Dataset records:
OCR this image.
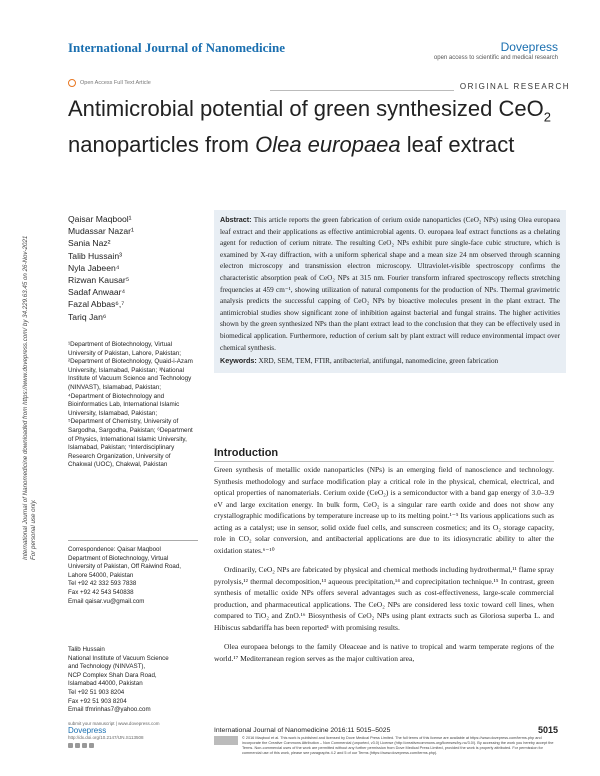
International Journal of Nanomedicine	Dovepress
open access to scientific and medical research
Open Access Full Text Article	ORIGINAL RESEARCH
Antimicrobial potential of green synthesized CeO$_2$
nanoparticles from Olea europaea leaf extract
International Journal of Nanomedicine downloaded from https://www.dovepress.com/ by 34.229.63.45 on 26-Nov-2021 For personal use only.
Qaisar Maqbool¹
Mudassar Nazar¹
Sania Naz²
Talib Hussain³
Nyla Jabeen⁴
Rizwan Kausar⁵
Sadaf Anwaar⁴
Fazal Abbas⁶,⁷
Tariq Jan⁶
¹Department of Biotechnology, Virtual University of Pakistan, Lahore, Pakistan; ²Department of Biotechnology, Quaid-i-Azam University, Islamabad, Pakistan; ³National Institute of Vacuum Science and Technology (NINVAST), Islamabad, Pakistan; ⁴Department of Biotechnology and Bioinformatics Lab, International Islamic University, Islamabad, Pakistan; ⁵Department of Chemistry, University of Sargodha, Sargodha, Pakistan; ⁶Department of Physics, International Islamic University, Islamabad, Pakistan; ⁷Interdisciplinary Research Organization, University of Chakwal (UOC), Chakwal, Pakistan
Correspondence: Qaisar Maqbool
Department of Biotechnology, Virtual
University of Pakistan, Off Raiwind Road,
Lahore 54000, Pakistan
Tel +92 42 332 593 7838
Fax +92 42 543 540838
Email qaisar.vu@gmail.com
Talib Hussain
National Institute of Vacuum Science
and Technology (NINVAST),
NCP Complex Shah Dara Road,
Islamabad 44000, Pakistan
Tel +92 51 903 8204
Fax +92 51 903 8204
Email tfmrinhas7@yahoo.com
Abstract: This article reports the green fabrication of cerium oxide nanoparticles (CeO₂ NPs) using Olea europaea leaf extract and their applications as effective antimicrobial agents. O. europaea leaf extract functions as a chelating agent for reduction of cerium nitrate. The resulting CeO₂ NPs exhibit pure single-face cubic structure, which is examined by X-ray diffraction, with a uniform spherical shape and a mean size 24 nm observed through scanning electron microscopy and transmission electron microscopy. Ultraviolet-visible spectroscopy confirms the characteristic absorption peak of CeO₂ NPs at 315 nm. Fourier transform infrared spectroscopy reflects stretching frequencies at 459 cm⁻¹, showing utilization of natural components for the production of NPs. Thermal gravimetric analysis predicts the successful capping of CeO₂ NPs by bioactive molecules present in the plant extract. The antimicrobial studies show significant zone of inhibition against bacterial and fungal strains. The higher activities shown by the green synthesized NPs than the plant extract lead to the conclusion that they can be effectively used in biomedical application. Furthermore, reduction of cerium salt by plant extract will reduce environmental impact over chemical synthesis.
Keywords: XRD, SEM, TEM, FTIR, antibacterial, antifungal, nanomedicine, green fabrication
Introduction

Green synthesis of metallic oxide nanoparticles (NPs) is an emerging field of nanoscience and technology. Synthesis methodology and surface modification play a critical role in the physical, chemical, electrical, and optical properties of nanomaterials. Cerium oxide (CeO₂) is a semiconductor with a band gap energy of 3.0–3.9 eV and large excitation energy. In bulk form, CeO₂ is a singular rare earth oxide and does not show any crystallographic modifications by temperature increase up to its melting point.¹⁻⁵ Its various applications such as acting as a catalyst; use in sensor, solid oxide fuel cells, and sunscreen cosmetics; and its O₂ storage capacity, role in CO₂ solar conversion, and antibacterial applications are due to its idiosyncratic ability to alter the oxidation states.⁶⁻¹⁰

Ordinarily, CeO₂ NPs are fabricated by physical and chemical methods including hydrothermal,¹¹ flame spray pyrolysis,¹² thermal decomposition,¹³ aqueous precipitation,¹⁴ and coprecipitation technique.¹⁵ In contrast, green synthesis of metallic oxide NPs offers several advantages such as cost-effectiveness, large-scale commercial production, and pharmaceutical applications. The CeO₂ NPs are considered less toxic toward cell lines, when compared to TiO₂ and ZnO.¹⁶ Biosynthesis of CeO₂ NPs using plant extracts such as Gloriosa superba L. and Hibiscus sabdariffa has been reported¹ with promising results.

Olea europaea belongs to the family Oleaceae and is native to tropical and warm temperate regions of the world.¹⁷ Mediterranean region serves as the major cultivation area,

submit your manuscript | www.dovepress.com
Dovepress
http://dx.doi.org/10.2147/IJN.S113508
International Journal of Nanomedicine 2016:11 5015–5025	5015
© 2016 Maqbool et al. This work is published and licensed by Dove Medical Press Limited. The full terms of this license are available at https://www.dovepress.com/terms.php and incorporate the Creative Commons Attribution – Non Commercial (unported, v3.0) License (http://creativecommons.org/licenses/by-nc/3.0/). By accessing the work you hereby accept the Terms. Non-commercial uses of the work are permitted without any further permission from Dove Medical Press Limited, provided the work is properly attributed. For permission for commercial use of this work, please see paragraphs 4.2 and 5 of our Terms (https://www.dovepress.com/terms.php).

- _EXERCISE GOAL_:
With the pictures omitted, the records above are to be repeated exactly.

- _EXERCISE SOLUTION_:
OCR this image.
International Journal of Nanomedicine	Dovepress
open access to scientific and medical research
Open Access Full Text Article	ORIGINAL RESEARCH
Antimicrobial potential of green synthesized CeO$_2$
nanoparticles from Olea europaea leaf extract
International Journal of Nanomedicine downloaded from https://www.dovepress.com/ by 34.229.63.45 on 26-Nov-2021 For personal use only.
Qaisar Maqbool¹
Mudassar Nazar¹
Sania Naz²
Talib Hussain³
Nyla Jabeen⁴
Rizwan Kausar⁵
Sadaf Anwaar⁴
Fazal Abbas⁶,⁷
Tariq Jan⁶
¹Department of Biotechnology, Virtual University of Pakistan, Lahore, Pakistan; ²Department of Biotechnology, Quaid-i-Azam University, Islamabad, Pakistan; ³National Institute of Vacuum Science and Technology (NINVAST), Islamabad, Pakistan; ⁴Department of Biotechnology and Bioinformatics Lab, International Islamic University, Islamabad, Pakistan; ⁵Department of Chemistry, University of Sargodha, Sargodha, Pakistan; ⁶Department of Physics, International Islamic University, Islamabad, Pakistan; ⁷Interdisciplinary Research Organization, University of Chakwal (UOC), Chakwal, Pakistan
Correspondence: Qaisar Maqbool
Department of Biotechnology, Virtual
University of Pakistan, Off Raiwind Road,
Lahore 54000, Pakistan
Tel +92 42 332 593 7838
Fax +92 42 543 540838
Email qaisar.vu@gmail.com
Talib Hussain
National Institute of Vacuum Science
and Technology (NINVAST),
NCP Complex Shah Dara Road,
Islamabad 44000, Pakistan
Tel +92 51 903 8204
Fax +92 51 903 8204
Email tfmrinhas7@yahoo.com
Abstract: This article reports the green fabrication of cerium oxide nanoparticles (CeO₂ NPs) using Olea europaea leaf extract and their applications as effective antimicrobial agents. O. europaea leaf extract functions as a chelating agent for reduction of cerium nitrate. The resulting CeO₂ NPs exhibit pure single-face cubic structure, which is examined by X-ray diffraction, with a uniform spherical shape and a mean size 24 nm observed through scanning electron microscopy and transmission electron microscopy. Ultraviolet-visible spectroscopy confirms the characteristic absorption peak of CeO₂ NPs at 315 nm. Fourier transform infrared spectroscopy reflects stretching frequencies at 459 cm⁻¹, showing utilization of natural components for the production of NPs. Thermal gravimetric analysis predicts the successful capping of CeO₂ NPs by bioactive molecules present in the plant extract. The antimicrobial studies show significant zone of inhibition against bacterial and fungal strains. The higher activities shown by the green synthesized NPs than the plant extract lead to the conclusion that they can be effectively used in biomedical application. Furthermore, reduction of cerium salt by plant extract will reduce environmental impact over chemical synthesis.
Keywords: XRD, SEM, TEM, FTIR, antibacterial, antifungal, nanomedicine, green fabrication
Introduction

Green synthesis of metallic oxide nanoparticles (NPs) is an emerging field of nanoscience and technology. Synthesis methodology and surface modification play a critical role in the physical, chemical, electrical, and optical properties of nanomaterials. Cerium oxide (CeO₂) is a semiconductor with a band gap energy of 3.0–3.9 eV and large excitation energy. In bulk form, CeO₂ is a singular rare earth oxide and does not show any crystallographic modifications by temperature increase up to its melting point.¹⁻⁵ Its various applications such as acting as a catalyst; use in sensor, solid oxide fuel cells, and sunscreen cosmetics; and its O₂ storage capacity, role in CO₂ solar conversion, and antibacterial applications are due to its idiosyncratic ability to alter the oxidation states.⁶⁻¹⁰

Ordinarily, CeO₂ NPs are fabricated by physical and chemical methods including hydrothermal,¹¹ flame spray pyrolysis,¹² thermal decomposition,¹³ aqueous precipitation,¹⁴ and coprecipitation technique.¹⁵ In contrast, green synthesis of metallic oxide NPs offers several advantages such as cost-effectiveness, large-scale commercial production, and pharmaceutical applications. The CeO₂ NPs are considered less toxic toward cell lines, when compared to TiO₂ and ZnO.¹⁶ Biosynthesis of CeO₂ NPs using plant extracts such as Gloriosa superba L. and Hibiscus sabdariffa has been reported¹ with promising results.

Olea europaea belongs to the family Oleaceae and is native to tropical and warm temperate regions of the world.¹⁷ Mediterranean region serves as the major cultivation area,

submit your manuscript | www.dovepress.com
Dovepress
http://dx.doi.org/10.2147/IJN.S113508
International Journal of Nanomedicine 2016:11 5015–5025	5015
© 2016 Maqbool et al. This work is published and licensed by Dove Medical Press Limited. The full terms of this license are available at https://www.dovepress.com/terms.php and incorporate the Creative Commons Attribution – Non Commercial (unported, v3.0) License (http://creativecommons.org/licenses/by-nc/3.0/). By accessing the work you hereby accept the Terms. Non-commercial uses of the work are permitted without any further permission from Dove Medical Press Limited, provided the work is properly attributed. For permission for commercial use of this work, please see paragraphs 4.2 and 5 of our Terms (https://www.dovepress.com/terms.php).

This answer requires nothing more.